→ **Goal**: Please write out the material below exactly as given.

→ **Extracted information**:
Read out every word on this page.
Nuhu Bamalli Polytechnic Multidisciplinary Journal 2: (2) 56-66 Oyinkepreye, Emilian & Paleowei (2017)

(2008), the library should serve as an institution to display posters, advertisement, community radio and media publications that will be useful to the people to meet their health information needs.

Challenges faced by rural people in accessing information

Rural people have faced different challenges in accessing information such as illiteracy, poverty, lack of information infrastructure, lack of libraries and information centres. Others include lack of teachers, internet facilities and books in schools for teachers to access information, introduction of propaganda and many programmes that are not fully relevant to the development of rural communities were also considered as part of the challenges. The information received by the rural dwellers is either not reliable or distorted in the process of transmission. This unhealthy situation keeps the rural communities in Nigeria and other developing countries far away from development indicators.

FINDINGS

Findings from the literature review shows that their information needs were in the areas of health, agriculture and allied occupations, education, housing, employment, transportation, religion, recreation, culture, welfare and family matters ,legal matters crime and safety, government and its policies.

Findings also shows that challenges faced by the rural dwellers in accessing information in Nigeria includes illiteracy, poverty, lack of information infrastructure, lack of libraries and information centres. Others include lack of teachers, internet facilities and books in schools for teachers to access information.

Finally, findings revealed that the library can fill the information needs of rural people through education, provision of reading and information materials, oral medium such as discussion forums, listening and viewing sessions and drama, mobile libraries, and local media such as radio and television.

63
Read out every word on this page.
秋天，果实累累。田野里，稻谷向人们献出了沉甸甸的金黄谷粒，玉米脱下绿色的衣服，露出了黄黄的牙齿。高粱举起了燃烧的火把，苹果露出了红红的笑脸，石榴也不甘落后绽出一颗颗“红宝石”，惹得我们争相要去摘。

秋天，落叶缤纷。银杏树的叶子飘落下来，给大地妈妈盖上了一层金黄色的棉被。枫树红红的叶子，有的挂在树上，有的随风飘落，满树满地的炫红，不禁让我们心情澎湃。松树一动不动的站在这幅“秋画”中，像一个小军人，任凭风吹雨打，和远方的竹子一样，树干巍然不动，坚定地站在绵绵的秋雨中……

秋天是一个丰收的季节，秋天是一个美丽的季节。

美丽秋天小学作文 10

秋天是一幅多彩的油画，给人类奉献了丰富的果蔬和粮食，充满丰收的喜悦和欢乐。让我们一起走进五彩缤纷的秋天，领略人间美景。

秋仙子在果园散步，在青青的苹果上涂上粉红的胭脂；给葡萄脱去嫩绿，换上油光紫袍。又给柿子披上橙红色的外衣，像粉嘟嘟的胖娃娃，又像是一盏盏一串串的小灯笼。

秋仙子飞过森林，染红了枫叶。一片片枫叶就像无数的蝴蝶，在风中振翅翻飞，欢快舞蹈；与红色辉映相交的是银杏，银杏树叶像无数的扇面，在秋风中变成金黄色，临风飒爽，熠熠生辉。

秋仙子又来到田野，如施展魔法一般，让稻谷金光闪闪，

→ **Task answer**:
Read out every word on this page.
Nuhu Bamalli Polytechnic Multidisciplinary Journal 2: (2) 56-66 Oyinkepreye, Emilian & Paleowei (2017)

(2008), the library should serve as an institution to display posters, advertisement, community radio and media publications that will be useful to the people to meet their health information needs.

Challenges faced by rural people in accessing information

Rural people have faced different challenges in accessing information such as illiteracy, poverty, lack of information infrastructure, lack of libraries and information centres. Others include lack of teachers, internet facilities and books in schools for teachers to access information, introduction of propaganda and many programmes that are not fully relevant to the development of rural communities were also considered as part of the challenges. The information received by the rural dwellers is either not reliable or distorted in the process of transmission. This unhealthy situation keeps the rural communities in Nigeria and other developing countries far away from development indicators.

FINDINGS

Findings from the literature review shows that their information needs were in the areas of health, agriculture and allied occupations, education, housing, employment, transportation, religion, recreation, culture, welfare and family matters ,legal matters crime and safety, government and its policies.

Findings also shows that challenges faced by the rural dwellers in accessing information in Nigeria includes illiteracy, poverty, lack of information infrastructure, lack of libraries and information centres. Others include lack of teachers, internet facilities and books in schools for teachers to access information.

Finally, findings revealed that the library can fill the information needs of rural people through education, provision of reading and information materials, oral medium such as discussion forums, listening and viewing sessions and drama, mobile libraries, and local media such as radio and television.

63
Read out every word on this page.
秋天，果实累累。田野里，稻谷向人们献出了沉甸甸的金黄谷粒，玉米脱下绿色的衣服，露出了黄黄的牙齿。高粱举起了燃烧的火把，苹果露出了红红的笑脸，石榴也不甘落后绽出一颗颗“红宝石”，惹得我们争相要去摘。

秋天，落叶缤纷。银杏树的叶子飘落下来，给大地妈妈盖上了一层金黄色的棉被。枫树红红的叶子，有的挂在树上，有的随风飘落，满树满地的炫红，不禁让我们心情澎湃。松树一动不动的站在这幅“秋画”中，像一个小军人，任凭风吹雨打，和远方的竹子一样，树干巍然不动，坚定地站在绵绵的秋雨中……

秋天是一个丰收的季节，秋天是一个美丽的季节。

美丽秋天小学作文 10

秋天是一幅多彩的油画，给人类奉献了丰富的果蔬和粮食，充满丰收的喜悦和欢乐。让我们一起走进五彩缤纷的秋天，领略人间美景。

秋仙子在果园散步，在青青的苹果上涂上粉红的胭脂；给葡萄脱去嫩绿，换上油光紫袍。又给柿子披上橙红色的外衣，像粉嘟嘟的胖娃娃，又像是一盏盏一串串的小灯笼。

秋仙子飞过森林，染红了枫叶。一片片枫叶就像无数的蝴蝶，在风中振翅翻飞，欢快舞蹈；与红色辉映相交的是银杏，银杏树叶像无数的扇面，在秋风中变成金黄色，临风飒爽，熠熠生辉。

秋仙子又来到田野，如施展魔法一般，让稻谷金光闪闪，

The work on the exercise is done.